Short exercise -> Carry none of the pictures over; set down the material below exactly.

━━ Input rows ━━

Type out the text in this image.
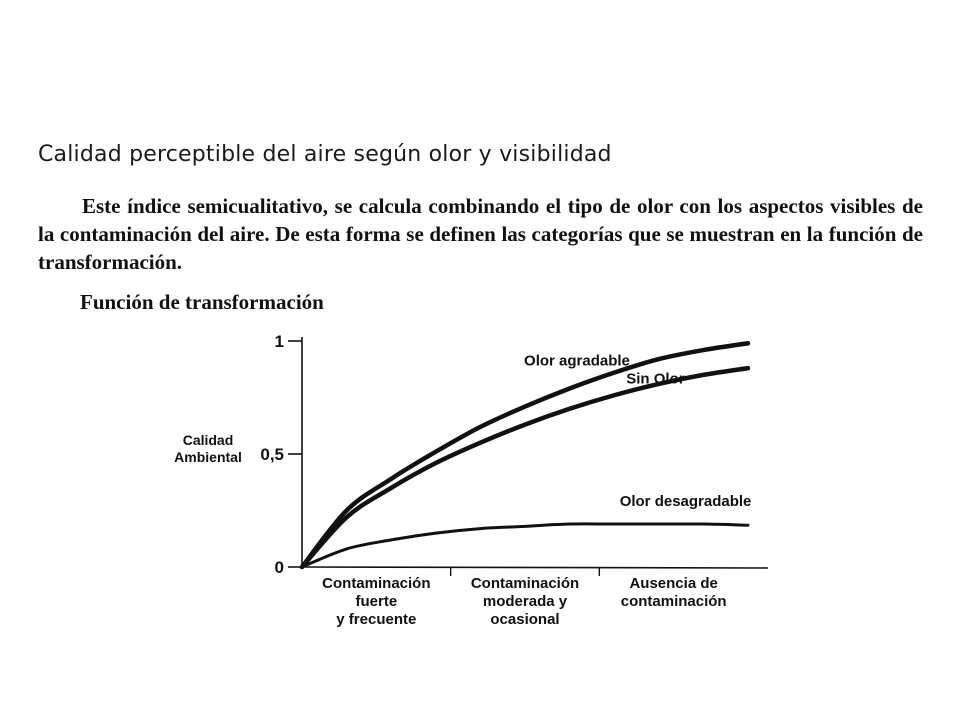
Calidad perceptible del aire según olor y visibilidad

Este índice semicualitativo, se calcula combinando el tipo de olor con los aspectos visibles de la contaminación del aire. De esta forma se definen las categorías que se muestran en la función de transformación.

Función de transformación
Calidad
Ambiental
0
0,5
1
Contaminación
fuerte
y frecuente
Contaminación
moderada y
ocasional
Ausencia de
contaminación
Olor agradable
Sin Olor
Olor desagradable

━━━

Worked answer ->
Type out the text in this image.
Calidad perceptible del aire según olor y visibilidad

Este índice semicualitativo, se calcula combinando el tipo de olor con los aspectos visibles de la contaminación del aire. De esta forma se definen las categorías que se muestran en la función de transformación.

Función de transformación
Calidad
Ambiental
0
0,5
1
Contaminación
fuerte
y frecuente
Contaminación
moderada y
ocasional
Ausencia de
contaminación
Olor agradable
Sin Olor
Olor desagradable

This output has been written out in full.